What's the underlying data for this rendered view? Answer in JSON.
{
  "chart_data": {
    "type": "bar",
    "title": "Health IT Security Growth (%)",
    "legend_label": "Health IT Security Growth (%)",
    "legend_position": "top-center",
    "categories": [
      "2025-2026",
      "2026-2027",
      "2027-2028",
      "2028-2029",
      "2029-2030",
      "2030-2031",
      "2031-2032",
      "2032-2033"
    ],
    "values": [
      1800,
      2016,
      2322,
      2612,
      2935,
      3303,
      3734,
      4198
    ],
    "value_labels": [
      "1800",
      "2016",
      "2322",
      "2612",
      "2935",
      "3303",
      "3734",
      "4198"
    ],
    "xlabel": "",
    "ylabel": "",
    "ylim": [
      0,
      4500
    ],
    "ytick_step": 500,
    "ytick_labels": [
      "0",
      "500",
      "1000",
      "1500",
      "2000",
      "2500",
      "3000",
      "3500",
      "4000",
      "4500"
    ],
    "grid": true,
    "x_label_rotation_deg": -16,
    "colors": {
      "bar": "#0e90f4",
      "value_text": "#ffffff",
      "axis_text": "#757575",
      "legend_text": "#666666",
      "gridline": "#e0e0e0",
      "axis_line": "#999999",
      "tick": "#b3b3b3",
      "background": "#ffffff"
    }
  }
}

**Given exercise:**
Every line above should be retyped exactly as given.

**Worked solution:**
What's the underlying data for this rendered view? Answer in JSON.
{
  "chart_data": {
    "type": "bar",
    "title": "Health IT Security Growth (%)",
    "legend_label": "Health IT Security Growth (%)",
    "legend_position": "top-center",
    "categories": [
      "2025-2026",
      "2026-2027",
      "2027-2028",
      "2028-2029",
      "2029-2030",
      "2030-2031",
      "2031-2032",
      "2032-2033"
    ],
    "values": [
      1800,
      2016,
      2322,
      2612,
      2935,
      3303,
      3734,
      4198
    ],
    "value_labels": [
      "1800",
      "2016",
      "2322",
      "2612",
      "2935",
      "3303",
      "3734",
      "4198"
    ],
    "xlabel": "",
    "ylabel": "",
    "ylim": [
      0,
      4500
    ],
    "ytick_step": 500,
    "ytick_labels": [
      "0",
      "500",
      "1000",
      "1500",
      "2000",
      "2500",
      "3000",
      "3500",
      "4000",
      "4500"
    ],
    "grid": true,
    "x_label_rotation_deg": -16,
    "colors": {
      "bar": "#0e90f4",
      "value_text": "#ffffff",
      "axis_text": "#757575",
      "legend_text": "#666666",
      "gridline": "#e0e0e0",
      "axis_line": "#999999",
      "tick": "#b3b3b3",
      "background": "#ffffff"
    }
  }
}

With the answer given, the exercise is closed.